• **PROBLEM DETAILS**
Check the listing below for lines with the word "switchport" and say how many there are, with nothing but the number.

* * * * *

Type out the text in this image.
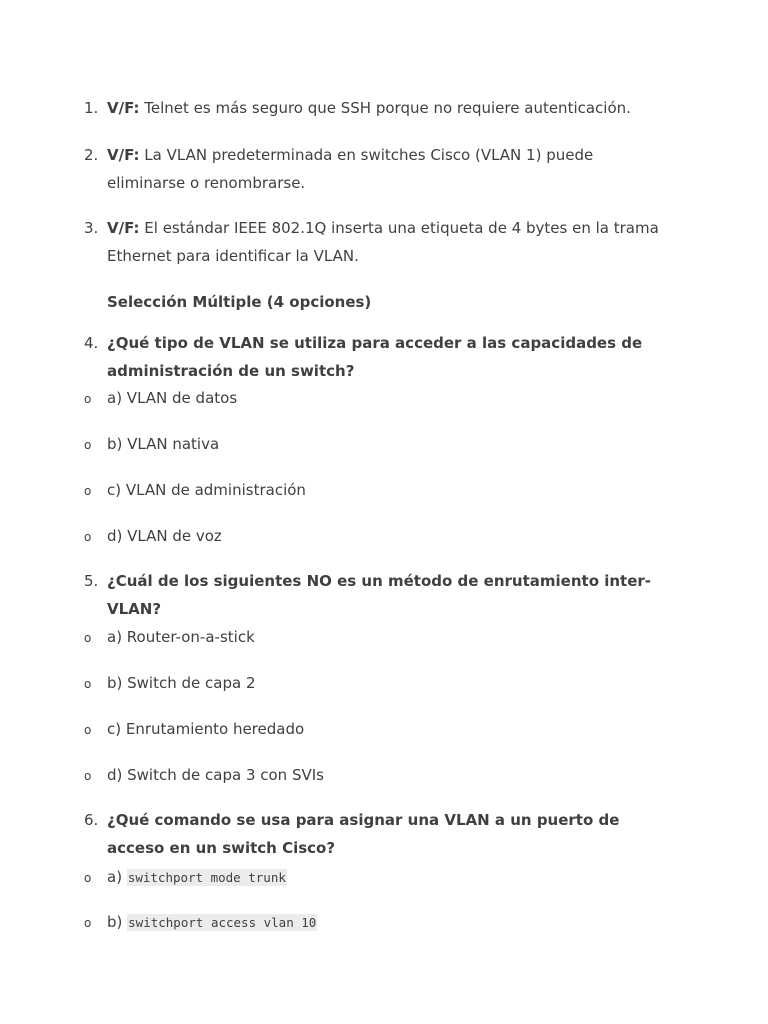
1. V/F: Telnet es más seguro que SSH porque no requiere autenticación.
2. V/F: La VLAN predeterminada en switches Cisco (VLAN 1) puede eliminarse o renombrarse.
3. V/F: El estándar IEEE 802.1Q inserta una etiqueta de 4 bytes en la trama Ethernet para identificar la VLAN.
Selección Múltiple (4 opciones)
4. ¿Qué tipo de VLAN se utiliza para acceder a las capacidades de administración de un switch?
o a) VLAN de datos
o b) VLAN nativa
o c) VLAN de administración
o d) VLAN de voz
5. ¿Cuál de los siguientes NO es un método de enrutamiento inter-VLAN?
o a) Router-on-a-stick
o b) Switch de capa 2
o c) Enrutamiento heredado
o d) Switch de capa 3 con SVIs
6. ¿Qué comando se usa para asignar una VLAN a un puerto de acceso en un switch Cisco?
o a) switchport mode trunk
o b) switchport access vlan 10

* * * * *

• **EXERCISE OUTPUT**
2